--- Problem statement ---
Every entry needs to be printed exactly, please.

»»

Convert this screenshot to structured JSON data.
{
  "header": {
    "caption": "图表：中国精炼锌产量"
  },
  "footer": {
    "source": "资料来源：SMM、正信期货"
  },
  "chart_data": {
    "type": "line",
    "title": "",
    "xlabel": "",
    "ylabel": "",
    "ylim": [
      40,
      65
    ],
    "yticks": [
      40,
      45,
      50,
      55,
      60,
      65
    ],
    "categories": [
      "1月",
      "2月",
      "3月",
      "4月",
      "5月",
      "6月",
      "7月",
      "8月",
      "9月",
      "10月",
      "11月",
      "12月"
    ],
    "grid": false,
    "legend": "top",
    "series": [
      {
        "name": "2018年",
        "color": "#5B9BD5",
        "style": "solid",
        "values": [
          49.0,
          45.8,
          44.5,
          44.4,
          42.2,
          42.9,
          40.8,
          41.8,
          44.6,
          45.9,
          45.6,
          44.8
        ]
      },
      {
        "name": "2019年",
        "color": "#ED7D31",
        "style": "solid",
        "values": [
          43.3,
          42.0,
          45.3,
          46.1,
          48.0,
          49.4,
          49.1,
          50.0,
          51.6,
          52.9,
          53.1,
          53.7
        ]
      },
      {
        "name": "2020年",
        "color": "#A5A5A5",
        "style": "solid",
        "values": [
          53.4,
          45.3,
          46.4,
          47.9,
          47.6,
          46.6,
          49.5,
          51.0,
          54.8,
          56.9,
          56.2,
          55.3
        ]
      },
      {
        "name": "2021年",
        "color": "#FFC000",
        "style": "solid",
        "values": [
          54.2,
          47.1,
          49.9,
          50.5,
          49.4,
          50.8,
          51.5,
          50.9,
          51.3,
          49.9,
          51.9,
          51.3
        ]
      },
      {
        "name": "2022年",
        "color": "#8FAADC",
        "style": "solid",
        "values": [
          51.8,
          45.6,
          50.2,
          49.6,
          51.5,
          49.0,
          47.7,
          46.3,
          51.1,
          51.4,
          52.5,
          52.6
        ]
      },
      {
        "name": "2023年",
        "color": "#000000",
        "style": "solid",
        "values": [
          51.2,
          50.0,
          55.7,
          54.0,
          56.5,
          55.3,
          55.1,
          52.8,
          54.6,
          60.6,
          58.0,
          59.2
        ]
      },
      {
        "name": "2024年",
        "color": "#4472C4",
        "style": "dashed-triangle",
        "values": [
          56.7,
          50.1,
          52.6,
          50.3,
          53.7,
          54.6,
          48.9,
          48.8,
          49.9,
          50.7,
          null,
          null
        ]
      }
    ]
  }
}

««

--- Solution to the problem ---
Convert this screenshot to structured JSON data.
{
  "header": {
    "caption": "图表：中国精炼锌产量"
  },
  "footer": {
    "source": "资料来源：SMM、正信期货"
  },
  "chart_data": {
    "type": "line",
    "title": "",
    "xlabel": "",
    "ylabel": "",
    "ylim": [
      40,
      65
    ],
    "yticks": [
      40,
      45,
      50,
      55,
      60,
      65
    ],
    "categories": [
      "1月",
      "2月",
      "3月",
      "4月",
      "5月",
      "6月",
      "7月",
      "8月",
      "9月",
      "10月",
      "11月",
      "12月"
    ],
    "grid": false,
    "legend": "top",
    "series": [
      {
        "name": "2018年",
        "color": "#5B9BD5",
        "style": "solid",
        "values": [
          49.0,
          45.8,
          44.5,
          44.4,
          42.2,
          42.9,
          40.8,
          41.8,
          44.6,
          45.9,
          45.6,
          44.8
        ]
      },
      {
        "name": "2019年",
        "color": "#ED7D31",
        "style": "solid",
        "values": [
          43.3,
          42.0,
          45.3,
          46.1,
          48.0,
          49.4,
          49.1,
          50.0,
          51.6,
          52.9,
          53.1,
          53.7
        ]
      },
      {
        "name": "2020年",
        "color": "#A5A5A5",
        "style": "solid",
        "values": [
          53.4,
          45.3,
          46.4,
          47.9,
          47.6,
          46.6,
          49.5,
          51.0,
          54.8,
          56.9,
          56.2,
          55.3
        ]
      },
      {
        "name": "2021年",
        "color": "#FFC000",
        "style": "solid",
        "values": [
          54.2,
          47.1,
          49.9,
          50.5,
          49.4,
          50.8,
          51.5,
          50.9,
          51.3,
          49.9,
          51.9,
          51.3
        ]
      },
      {
        "name": "2022年",
        "color": "#8FAADC",
        "style": "solid",
        "values": [
          51.8,
          45.6,
          50.2,
          49.6,
          51.5,
          49.0,
          47.7,
          46.3,
          51.1,
          51.4,
          52.5,
          52.6
        ]
      },
      {
        "name": "2023年",
        "color": "#000000",
        "style": "solid",
        "values": [
          51.2,
          50.0,
          55.7,
          54.0,
          56.5,
          55.3,
          55.1,
          52.8,
          54.6,
          60.6,
          58.0,
          59.2
        ]
      },
      {
        "name": "2024年",
        "color": "#4472C4",
        "style": "dashed-triangle",
        "values": [
          56.7,
          50.1,
          52.6,
          50.3,
          53.7,
          54.6,
          48.9,
          48.8,
          49.9,
          50.7,
          null,
          null
        ]
      }
    ]
  }
}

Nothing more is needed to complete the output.